Check each line of the material below for "name", then copy the ones that contain it.

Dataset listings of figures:
****************

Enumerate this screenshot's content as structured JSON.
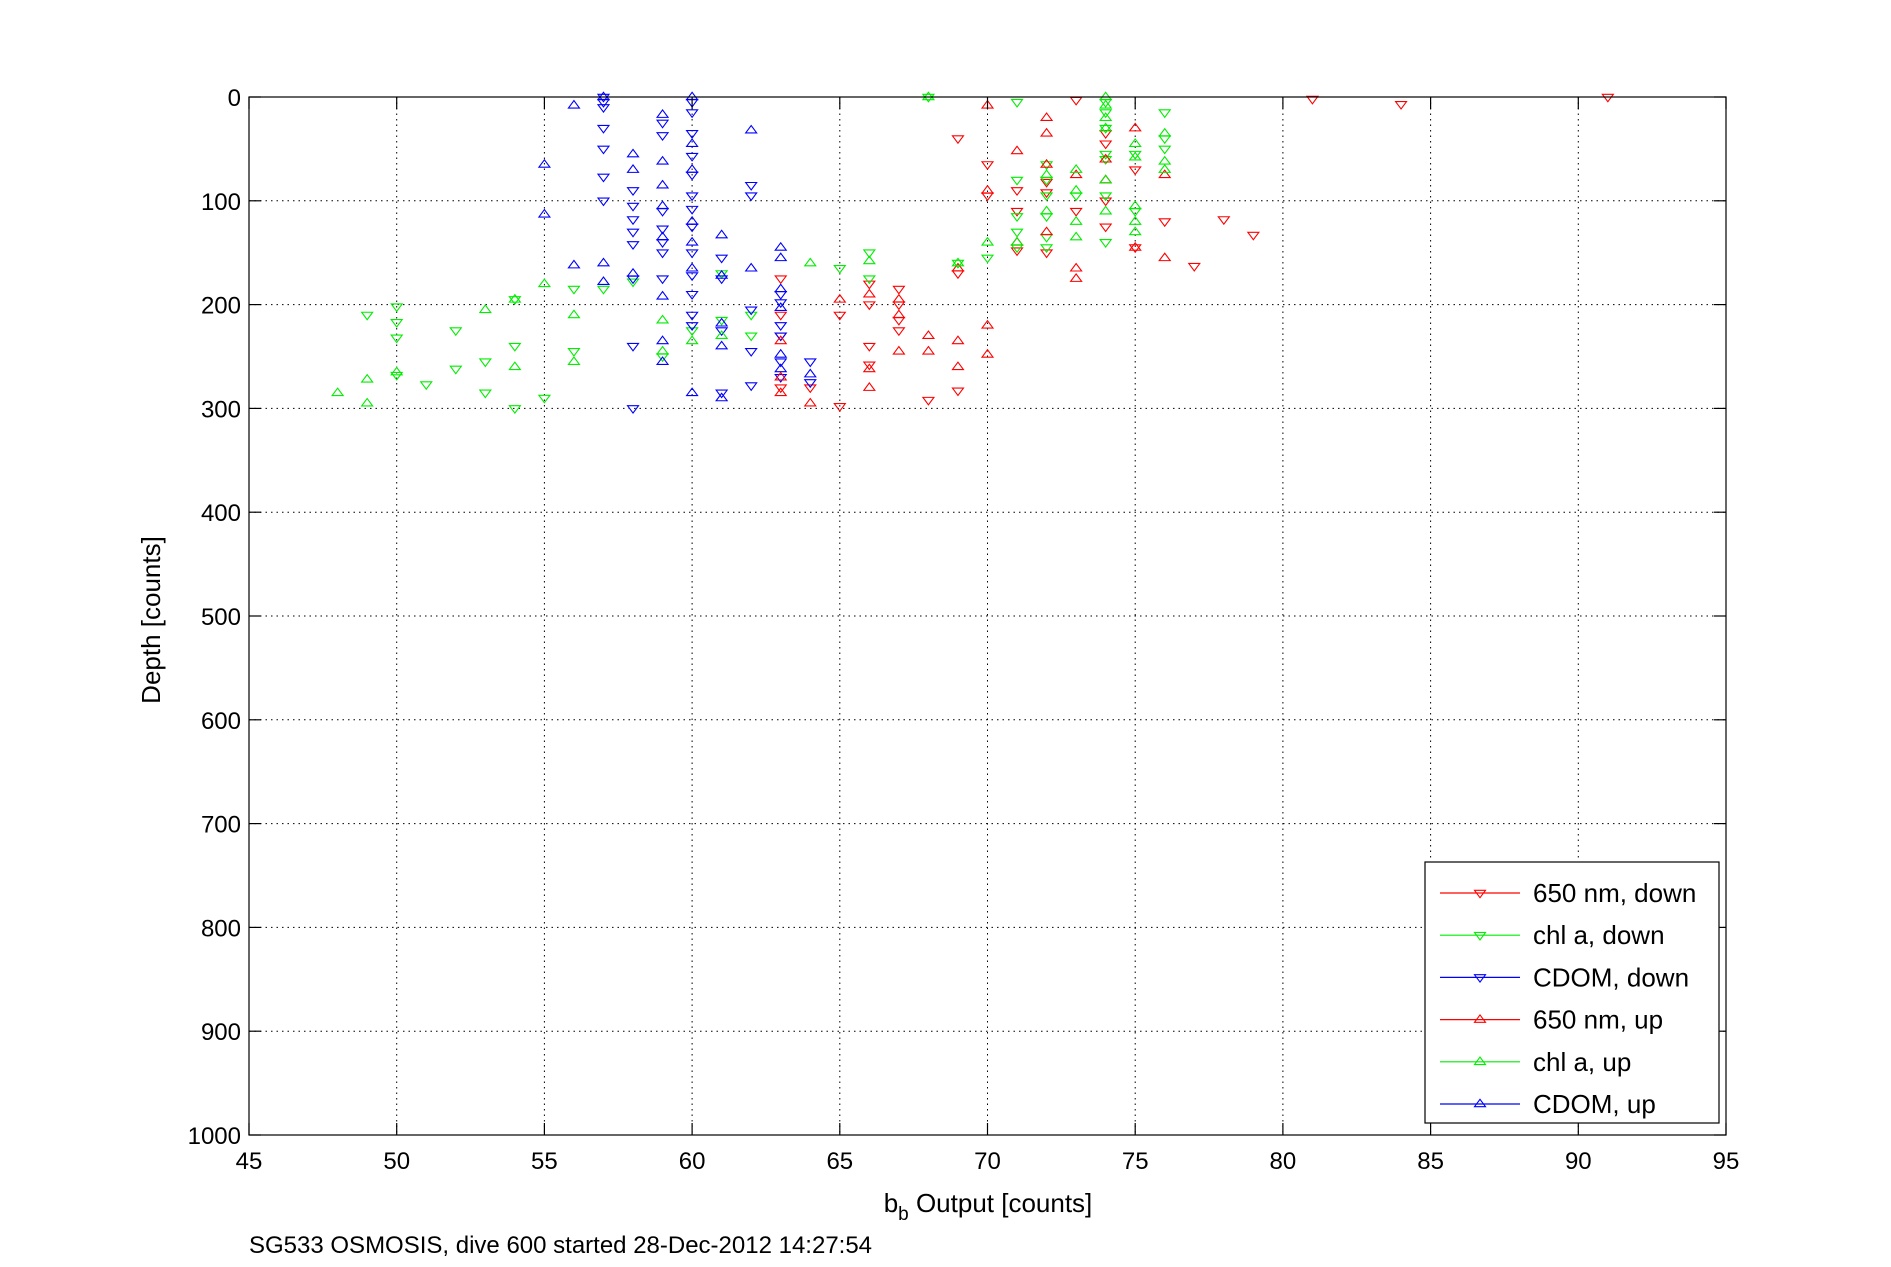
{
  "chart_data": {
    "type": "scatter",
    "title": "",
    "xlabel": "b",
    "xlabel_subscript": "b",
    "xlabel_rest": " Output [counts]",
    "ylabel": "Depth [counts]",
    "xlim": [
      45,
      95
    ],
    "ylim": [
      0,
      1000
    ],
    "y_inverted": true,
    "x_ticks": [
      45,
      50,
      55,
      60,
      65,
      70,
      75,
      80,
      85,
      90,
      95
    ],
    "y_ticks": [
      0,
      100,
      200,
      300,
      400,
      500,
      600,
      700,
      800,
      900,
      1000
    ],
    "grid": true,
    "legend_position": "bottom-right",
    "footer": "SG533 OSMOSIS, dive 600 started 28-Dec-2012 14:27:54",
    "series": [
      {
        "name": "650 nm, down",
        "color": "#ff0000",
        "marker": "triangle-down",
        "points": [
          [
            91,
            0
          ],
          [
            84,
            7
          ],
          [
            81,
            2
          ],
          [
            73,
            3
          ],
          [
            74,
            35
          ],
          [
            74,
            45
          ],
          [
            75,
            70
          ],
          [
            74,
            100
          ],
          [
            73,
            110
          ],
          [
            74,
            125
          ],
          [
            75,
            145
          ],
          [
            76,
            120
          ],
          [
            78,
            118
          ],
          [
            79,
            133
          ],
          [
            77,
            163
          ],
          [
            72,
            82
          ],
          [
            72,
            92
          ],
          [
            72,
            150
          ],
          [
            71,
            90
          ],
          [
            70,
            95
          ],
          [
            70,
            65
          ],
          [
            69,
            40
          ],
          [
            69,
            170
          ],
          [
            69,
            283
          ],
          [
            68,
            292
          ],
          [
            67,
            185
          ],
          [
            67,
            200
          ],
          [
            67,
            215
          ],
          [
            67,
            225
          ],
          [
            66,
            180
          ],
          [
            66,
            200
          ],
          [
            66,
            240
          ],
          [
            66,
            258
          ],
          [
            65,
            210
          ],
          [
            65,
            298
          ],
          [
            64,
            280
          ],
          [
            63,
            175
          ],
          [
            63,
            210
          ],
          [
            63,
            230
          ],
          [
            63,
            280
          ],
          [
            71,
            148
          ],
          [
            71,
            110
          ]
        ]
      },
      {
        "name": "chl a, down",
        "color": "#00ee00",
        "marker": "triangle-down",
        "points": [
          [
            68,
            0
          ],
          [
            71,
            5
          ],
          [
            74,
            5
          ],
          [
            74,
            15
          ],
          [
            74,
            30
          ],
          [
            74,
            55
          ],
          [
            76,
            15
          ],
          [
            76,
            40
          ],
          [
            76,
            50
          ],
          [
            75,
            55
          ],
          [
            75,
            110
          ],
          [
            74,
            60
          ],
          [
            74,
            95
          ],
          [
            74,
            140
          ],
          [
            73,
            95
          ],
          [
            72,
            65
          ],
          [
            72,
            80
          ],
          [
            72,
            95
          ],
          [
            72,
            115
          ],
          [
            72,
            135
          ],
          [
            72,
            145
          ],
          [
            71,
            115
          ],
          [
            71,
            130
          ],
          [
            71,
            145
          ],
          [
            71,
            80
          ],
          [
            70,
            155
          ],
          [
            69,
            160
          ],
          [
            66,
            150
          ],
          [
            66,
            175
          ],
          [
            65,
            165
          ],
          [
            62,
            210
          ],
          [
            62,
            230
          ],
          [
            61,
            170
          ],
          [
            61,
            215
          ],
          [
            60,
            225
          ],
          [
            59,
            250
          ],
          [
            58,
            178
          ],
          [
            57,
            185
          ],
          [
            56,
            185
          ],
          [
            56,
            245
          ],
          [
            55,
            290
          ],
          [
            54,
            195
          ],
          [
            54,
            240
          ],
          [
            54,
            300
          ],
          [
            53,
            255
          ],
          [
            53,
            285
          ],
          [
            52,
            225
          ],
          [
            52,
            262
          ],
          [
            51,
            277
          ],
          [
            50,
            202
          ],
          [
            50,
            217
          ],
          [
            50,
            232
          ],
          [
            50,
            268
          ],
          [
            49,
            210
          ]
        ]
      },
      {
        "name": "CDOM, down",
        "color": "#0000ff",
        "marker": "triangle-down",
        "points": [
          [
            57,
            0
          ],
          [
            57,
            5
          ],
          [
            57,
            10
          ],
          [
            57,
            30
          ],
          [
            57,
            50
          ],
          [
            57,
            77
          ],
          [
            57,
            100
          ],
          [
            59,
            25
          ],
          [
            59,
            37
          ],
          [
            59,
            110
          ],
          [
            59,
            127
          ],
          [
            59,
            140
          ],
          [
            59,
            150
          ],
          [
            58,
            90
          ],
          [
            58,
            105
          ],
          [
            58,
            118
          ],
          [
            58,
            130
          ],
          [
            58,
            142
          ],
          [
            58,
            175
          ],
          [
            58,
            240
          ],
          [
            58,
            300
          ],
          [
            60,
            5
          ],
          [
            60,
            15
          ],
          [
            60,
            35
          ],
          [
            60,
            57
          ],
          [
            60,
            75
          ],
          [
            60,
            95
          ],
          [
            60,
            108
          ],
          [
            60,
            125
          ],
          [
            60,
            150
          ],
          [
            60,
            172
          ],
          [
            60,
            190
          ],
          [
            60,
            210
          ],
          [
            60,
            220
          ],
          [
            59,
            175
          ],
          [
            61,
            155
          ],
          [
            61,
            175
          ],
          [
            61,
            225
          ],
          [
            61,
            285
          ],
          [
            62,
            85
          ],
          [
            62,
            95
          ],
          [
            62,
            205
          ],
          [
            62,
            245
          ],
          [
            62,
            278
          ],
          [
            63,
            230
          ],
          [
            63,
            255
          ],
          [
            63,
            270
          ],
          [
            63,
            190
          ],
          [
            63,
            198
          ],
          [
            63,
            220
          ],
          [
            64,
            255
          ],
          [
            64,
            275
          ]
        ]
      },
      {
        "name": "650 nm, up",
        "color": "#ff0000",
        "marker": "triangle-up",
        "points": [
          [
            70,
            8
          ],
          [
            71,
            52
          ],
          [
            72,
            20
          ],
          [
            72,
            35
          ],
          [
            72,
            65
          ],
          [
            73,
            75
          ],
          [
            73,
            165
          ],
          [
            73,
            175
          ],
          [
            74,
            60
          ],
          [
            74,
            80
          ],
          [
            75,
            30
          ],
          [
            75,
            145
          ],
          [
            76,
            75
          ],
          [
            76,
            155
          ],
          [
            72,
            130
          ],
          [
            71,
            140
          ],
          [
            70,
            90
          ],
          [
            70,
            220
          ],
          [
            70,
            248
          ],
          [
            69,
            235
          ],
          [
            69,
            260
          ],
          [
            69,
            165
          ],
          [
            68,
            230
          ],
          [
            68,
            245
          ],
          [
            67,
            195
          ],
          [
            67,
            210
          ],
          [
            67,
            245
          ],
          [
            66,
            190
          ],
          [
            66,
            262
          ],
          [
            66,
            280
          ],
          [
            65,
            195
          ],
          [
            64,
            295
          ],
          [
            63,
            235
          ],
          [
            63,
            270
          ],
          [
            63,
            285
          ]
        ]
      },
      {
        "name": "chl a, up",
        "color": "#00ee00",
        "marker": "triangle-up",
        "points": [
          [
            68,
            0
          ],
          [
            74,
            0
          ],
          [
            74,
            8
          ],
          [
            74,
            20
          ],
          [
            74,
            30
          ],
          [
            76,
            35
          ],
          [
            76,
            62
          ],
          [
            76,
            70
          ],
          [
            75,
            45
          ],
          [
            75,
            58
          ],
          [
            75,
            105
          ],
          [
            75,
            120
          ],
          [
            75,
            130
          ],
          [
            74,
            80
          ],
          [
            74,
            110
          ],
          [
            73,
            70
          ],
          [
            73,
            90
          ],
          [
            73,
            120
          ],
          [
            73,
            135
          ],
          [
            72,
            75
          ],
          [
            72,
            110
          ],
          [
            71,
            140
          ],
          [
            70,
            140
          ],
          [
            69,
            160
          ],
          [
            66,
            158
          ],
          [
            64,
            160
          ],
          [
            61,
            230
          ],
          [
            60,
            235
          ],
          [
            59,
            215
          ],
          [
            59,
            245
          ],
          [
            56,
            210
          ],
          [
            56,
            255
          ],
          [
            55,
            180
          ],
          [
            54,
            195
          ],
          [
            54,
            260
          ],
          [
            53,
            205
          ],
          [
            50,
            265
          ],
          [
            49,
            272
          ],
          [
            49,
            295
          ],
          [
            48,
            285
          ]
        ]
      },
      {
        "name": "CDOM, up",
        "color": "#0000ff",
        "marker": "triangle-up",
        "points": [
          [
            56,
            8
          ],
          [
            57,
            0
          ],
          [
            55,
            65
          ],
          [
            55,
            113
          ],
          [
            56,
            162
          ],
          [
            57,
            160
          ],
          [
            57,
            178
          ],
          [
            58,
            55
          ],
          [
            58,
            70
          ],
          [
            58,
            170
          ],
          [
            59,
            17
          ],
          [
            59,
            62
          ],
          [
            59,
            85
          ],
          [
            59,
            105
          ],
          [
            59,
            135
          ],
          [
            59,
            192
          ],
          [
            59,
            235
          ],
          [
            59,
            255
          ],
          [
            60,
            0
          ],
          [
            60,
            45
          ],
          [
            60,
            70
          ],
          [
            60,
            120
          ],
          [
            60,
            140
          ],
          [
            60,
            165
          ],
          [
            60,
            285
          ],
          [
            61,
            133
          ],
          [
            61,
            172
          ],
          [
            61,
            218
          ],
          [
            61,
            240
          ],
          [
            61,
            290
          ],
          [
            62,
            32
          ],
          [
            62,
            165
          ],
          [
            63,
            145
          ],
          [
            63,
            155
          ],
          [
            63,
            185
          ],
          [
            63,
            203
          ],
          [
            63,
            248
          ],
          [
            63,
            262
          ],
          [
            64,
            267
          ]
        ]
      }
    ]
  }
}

****************

● Full answer
        "name": "650 nm, down",
        "name": "chl a, down",
        "name": "CDOM, down",
        "name": "650 nm, up",
        "name": "chl a, up",
        "name": "CDOM, up",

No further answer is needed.